Only the pictures are to be left out; set down the rest of the records exactly.

Start of EXTRACTED RECORDS

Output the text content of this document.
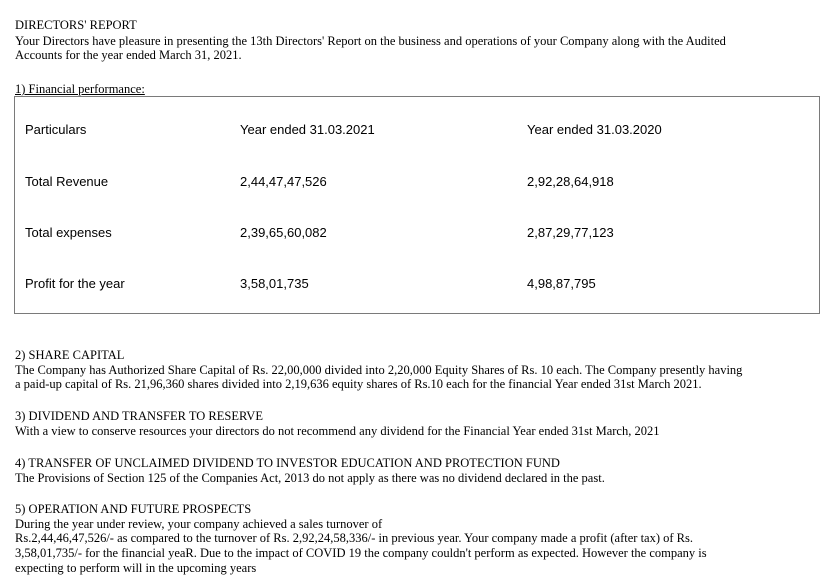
DIRECTORS' REPORT
Your Directors have pleasure in presenting the 13th Directors' Report on the business and operations of your Company along with the Audited
Accounts for the year ended March 31, 2021.
1) Financial performance:
Particulars	Year ended 31.03.2021	Year ended 31.03.2020
Total Revenue	2,44,47,47,526	2,92,28,64,918
Total expenses	2,39,65,60,082	2,87,29,77,123
Profit for the year	3,58,01,735	4,98,87,795
2) SHARE CAPITAL
The Company has Authorized Share Capital of Rs. 22,00,000 divided into 2,20,000 Equity Shares of Rs. 10 each. The Company presently having
a paid-up capital of Rs. 21,96,360 shares divided into 2,19,636 equity shares of Rs.10 each for the financial Year ended 31st March 2021.
3) DIVIDEND AND TRANSFER TO RESERVE
With a view to conserve resources your directors do not recommend any dividend for the Financial Year ended 31st March, 2021
4) TRANSFER OF UNCLAIMED DIVIDEND TO INVESTOR EDUCATION AND PROTECTION FUND
The Provisions of Section 125 of the Companies Act, 2013 do not apply as there was no dividend declared in the past.
5) OPERATION AND FUTURE PROSPECTS
During the year under review, your company achieved a sales turnover of
Rs.2,44,46,47,526/- as compared to the turnover of Rs. 2,92,24,58,336/- in previous year. Your company made a profit (after tax) of Rs.
3,58,01,735/- for the financial yeaR. Due to the impact of COVID 19 the company couldn't perform as expected. However the company is
expecting to perform will in the upcoming years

End of EXTRACTED RECORDS

▶ **SOLUTION**:
Output the text content of this document.
DIRECTORS' REPORT
Your Directors have pleasure in presenting the 13th Directors' Report on the business and operations of your Company along with the Audited
Accounts for the year ended March 31, 2021.
1) Financial performance:
Particulars	Year ended 31.03.2021	Year ended 31.03.2020
Total Revenue	2,44,47,47,526	2,92,28,64,918
Total expenses	2,39,65,60,082	2,87,29,77,123
Profit for the year	3,58,01,735	4,98,87,795
2) SHARE CAPITAL
The Company has Authorized Share Capital of Rs. 22,00,000 divided into 2,20,000 Equity Shares of Rs. 10 each. The Company presently having
a paid-up capital of Rs. 21,96,360 shares divided into 2,19,636 equity shares of Rs.10 each for the financial Year ended 31st March 2021.
3) DIVIDEND AND TRANSFER TO RESERVE
With a view to conserve resources your directors do not recommend any dividend for the Financial Year ended 31st March, 2021
4) TRANSFER OF UNCLAIMED DIVIDEND TO INVESTOR EDUCATION AND PROTECTION FUND
The Provisions of Section 125 of the Companies Act, 2013 do not apply as there was no dividend declared in the past.
5) OPERATION AND FUTURE PROSPECTS
During the year under review, your company achieved a sales turnover of
Rs.2,44,46,47,526/- as compared to the turnover of Rs. 2,92,24,58,336/- in previous year. Your company made a profit (after tax) of Rs.
3,58,01,735/- for the financial yeaR. Due to the impact of COVID 19 the company couldn't perform as expected. However the company is
expecting to perform will in the upcoming years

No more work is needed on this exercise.